• **Job**
Print exactly the lines from the one containing "What's the underlying" through the last line of the listing, both included.

-- start Given information --

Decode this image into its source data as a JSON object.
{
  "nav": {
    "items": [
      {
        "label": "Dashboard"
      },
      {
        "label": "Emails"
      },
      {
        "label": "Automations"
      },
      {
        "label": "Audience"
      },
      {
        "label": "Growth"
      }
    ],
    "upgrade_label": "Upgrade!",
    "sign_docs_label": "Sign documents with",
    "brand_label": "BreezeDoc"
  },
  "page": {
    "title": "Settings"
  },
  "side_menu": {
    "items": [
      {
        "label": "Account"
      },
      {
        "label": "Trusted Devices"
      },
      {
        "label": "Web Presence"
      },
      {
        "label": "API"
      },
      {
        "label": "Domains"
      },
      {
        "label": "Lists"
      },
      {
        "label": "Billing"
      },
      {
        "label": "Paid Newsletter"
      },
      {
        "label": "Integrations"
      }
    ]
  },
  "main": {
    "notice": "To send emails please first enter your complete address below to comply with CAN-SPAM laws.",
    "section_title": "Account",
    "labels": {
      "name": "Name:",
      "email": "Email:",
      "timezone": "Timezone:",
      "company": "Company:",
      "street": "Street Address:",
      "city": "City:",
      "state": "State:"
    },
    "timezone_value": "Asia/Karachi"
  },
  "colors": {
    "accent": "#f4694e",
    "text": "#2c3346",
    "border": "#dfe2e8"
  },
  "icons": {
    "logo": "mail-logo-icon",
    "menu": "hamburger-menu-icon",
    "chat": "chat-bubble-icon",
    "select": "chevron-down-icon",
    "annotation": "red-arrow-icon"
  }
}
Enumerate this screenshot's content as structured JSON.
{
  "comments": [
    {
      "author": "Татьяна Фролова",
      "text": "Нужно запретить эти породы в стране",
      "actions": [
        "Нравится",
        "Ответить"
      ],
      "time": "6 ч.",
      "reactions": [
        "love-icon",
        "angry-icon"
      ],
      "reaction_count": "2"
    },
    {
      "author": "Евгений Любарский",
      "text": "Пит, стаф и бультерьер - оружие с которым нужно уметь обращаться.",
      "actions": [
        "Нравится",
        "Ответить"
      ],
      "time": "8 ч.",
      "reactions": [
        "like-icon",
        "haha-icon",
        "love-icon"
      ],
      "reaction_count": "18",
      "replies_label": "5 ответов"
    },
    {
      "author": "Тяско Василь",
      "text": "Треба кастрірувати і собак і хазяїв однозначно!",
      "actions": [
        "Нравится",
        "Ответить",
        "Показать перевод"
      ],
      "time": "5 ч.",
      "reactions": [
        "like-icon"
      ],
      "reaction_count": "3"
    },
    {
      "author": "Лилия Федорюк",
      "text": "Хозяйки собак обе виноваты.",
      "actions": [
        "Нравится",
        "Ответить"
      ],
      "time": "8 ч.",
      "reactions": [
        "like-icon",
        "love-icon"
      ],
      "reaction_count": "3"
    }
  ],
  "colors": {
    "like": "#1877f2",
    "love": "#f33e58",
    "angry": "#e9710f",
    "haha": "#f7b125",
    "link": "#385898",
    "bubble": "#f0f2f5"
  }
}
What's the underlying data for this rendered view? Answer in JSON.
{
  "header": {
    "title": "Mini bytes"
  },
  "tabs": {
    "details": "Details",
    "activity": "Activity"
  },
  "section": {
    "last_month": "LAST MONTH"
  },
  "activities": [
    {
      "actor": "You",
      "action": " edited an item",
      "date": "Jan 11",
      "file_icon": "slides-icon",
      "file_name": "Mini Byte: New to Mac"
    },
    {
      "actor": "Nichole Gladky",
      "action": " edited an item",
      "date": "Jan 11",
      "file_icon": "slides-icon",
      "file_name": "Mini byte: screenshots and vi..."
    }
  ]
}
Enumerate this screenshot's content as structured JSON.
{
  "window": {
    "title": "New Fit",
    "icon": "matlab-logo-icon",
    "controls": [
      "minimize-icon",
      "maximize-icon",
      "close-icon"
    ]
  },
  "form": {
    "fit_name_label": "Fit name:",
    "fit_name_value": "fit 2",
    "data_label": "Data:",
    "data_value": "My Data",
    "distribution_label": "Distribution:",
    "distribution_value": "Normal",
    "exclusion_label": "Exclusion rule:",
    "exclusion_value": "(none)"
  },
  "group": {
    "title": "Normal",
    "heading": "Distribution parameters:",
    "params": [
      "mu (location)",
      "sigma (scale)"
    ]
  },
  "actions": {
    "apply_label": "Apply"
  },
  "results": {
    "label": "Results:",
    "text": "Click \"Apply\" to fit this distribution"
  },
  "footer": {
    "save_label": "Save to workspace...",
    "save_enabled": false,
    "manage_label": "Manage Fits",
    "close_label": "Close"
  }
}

-- end Given information --

• **Result for this task**
What's the underlying data for this rendered view? Answer in JSON.
{
  "header": {
    "title": "Mini bytes"
  },
  "tabs": {
    "details": "Details",
    "activity": "Activity"
  },
  "section": {
    "last_month": "LAST MONTH"
  },
  "activities": [
    {
      "actor": "You",
      "action": " edited an item",
      "date": "Jan 11",
      "file_icon": "slides-icon",
      "file_name": "Mini Byte: New to Mac"
    },
    {
      "actor": "Nichole Gladky",
      "action": " edited an item",
      "date": "Jan 11",
      "file_icon": "slides-icon",
      "file_name": "Mini byte: screenshots and vi..."
    }
  ]
}
Enumerate this screenshot's content as structured JSON.
{
  "window": {
    "title": "New Fit",
    "icon": "matlab-logo-icon",
    "controls": [
      "minimize-icon",
      "maximize-icon",
      "close-icon"
    ]
  },
  "form": {
    "fit_name_label": "Fit name:",
    "fit_name_value": "fit 2",
    "data_label": "Data:",
    "data_value": "My Data",
    "distribution_label": "Distribution:",
    "distribution_value": "Normal",
    "exclusion_label": "Exclusion rule:",
    "exclusion_value": "(none)"
  },
  "group": {
    "title": "Normal",
    "heading": "Distribution parameters:",
    "params": [
      "mu (location)",
      "sigma (scale)"
    ]
  },
  "actions": {
    "apply_label": "Apply"
  },
  "results": {
    "label": "Results:",
    "text": "Click \"Apply\" to fit this distribution"
  },
  "footer": {
    "save_label": "Save to workspace...",
    "save_enabled": false,
    "manage_label": "Manage Fits",
    "close_label": "Close"
  }
}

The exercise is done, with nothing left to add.